::: PROVIDED INFORMATION :::

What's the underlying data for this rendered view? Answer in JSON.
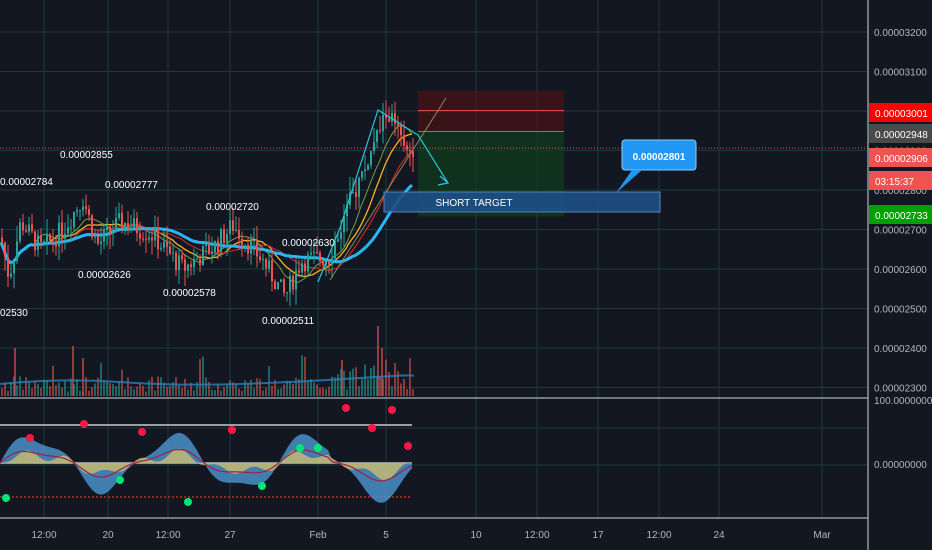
{
  "chart_data": {
    "type": "candlestick",
    "title": "",
    "y_ticks": [
      "0.00003200",
      "0.00003100",
      "0.00003000",
      "0.00002900",
      "0.00002800",
      "0.00002700",
      "0.00002600",
      "0.00002500",
      "0.00002400",
      "0.00002300"
    ],
    "ylim": [
      2.28e-05,
      3.25e-05
    ],
    "x_ticks": [
      "12:00",
      "20",
      "12:00",
      "27",
      "Feb",
      "5",
      "10",
      "12:00",
      "17",
      "12:00",
      "24",
      "Mar"
    ],
    "price_badges": [
      {
        "text": "0.00003001",
        "color": "#ff0000"
      },
      {
        "text": "0.00002948",
        "color": "#4a4a4a"
      },
      {
        "text": "0.00002906",
        "color": "#ef5350"
      },
      {
        "text": "03:15:37",
        "color": "#ef5350"
      },
      {
        "text": "0.00002733",
        "color": "#00a000"
      }
    ],
    "extrema_labels": [
      "0.00002784",
      "0.00002855",
      "0.00002777",
      "0.00002720",
      "0.00002630",
      "0.00002626",
      "0.00002578",
      "0.00002511",
      "02530"
    ],
    "callout": "0.00002801",
    "target_label": "SHORT TARGET",
    "indicator_tick": "0.00000000",
    "indicator_top_tick": "100.00000000",
    "current_price": 2.906e-05,
    "colors": {
      "up": "#26a69a",
      "down": "#ef5350",
      "ema_fast": "#f7b51e",
      "ema_slow": "#29b6f6",
      "ma_red": "#c62828",
      "callout": "#2196f3"
    }
  }
}
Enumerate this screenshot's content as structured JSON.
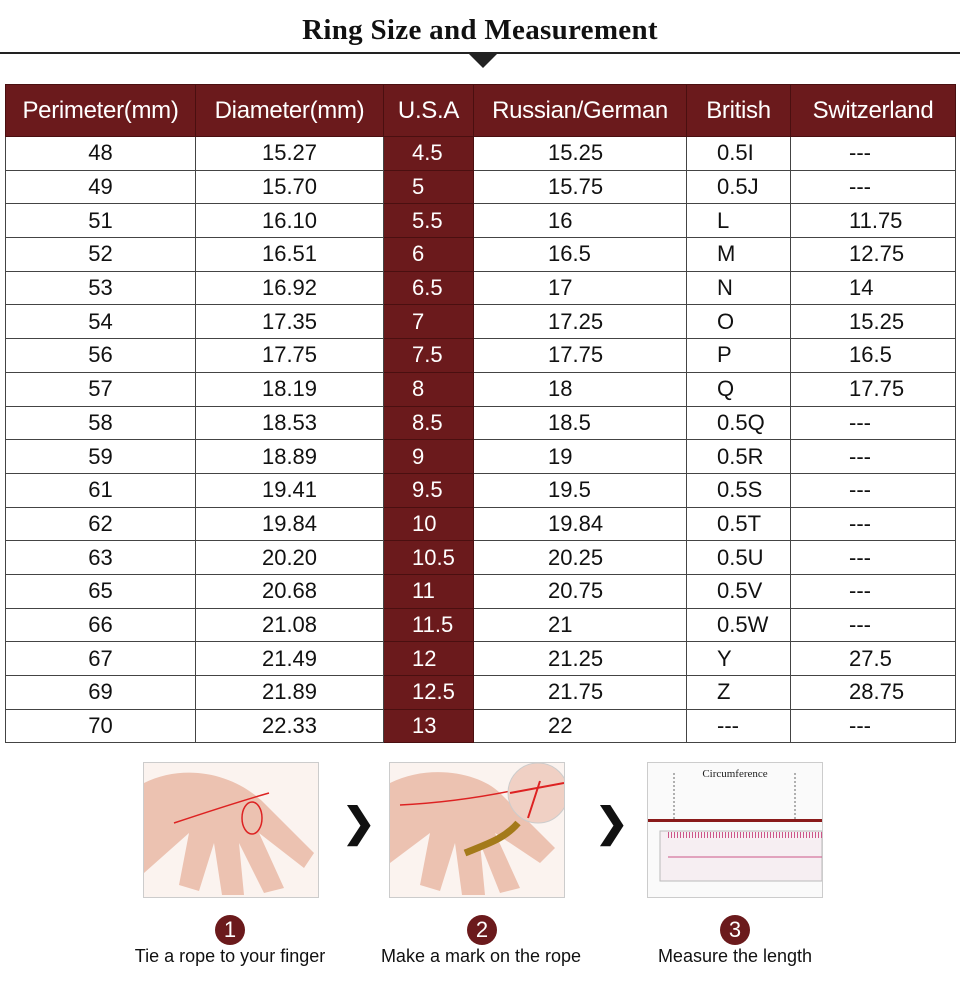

:::

* _TASK BRIEF_
In the listing, find each line with the string "text" and copy it.

* _TASK OUTPUT_
        "text": "0.00003001",
        "text": "0.00002948",
        "text": "0.00002906",
        "text": "03:15:37",
        "text": "0.00002733",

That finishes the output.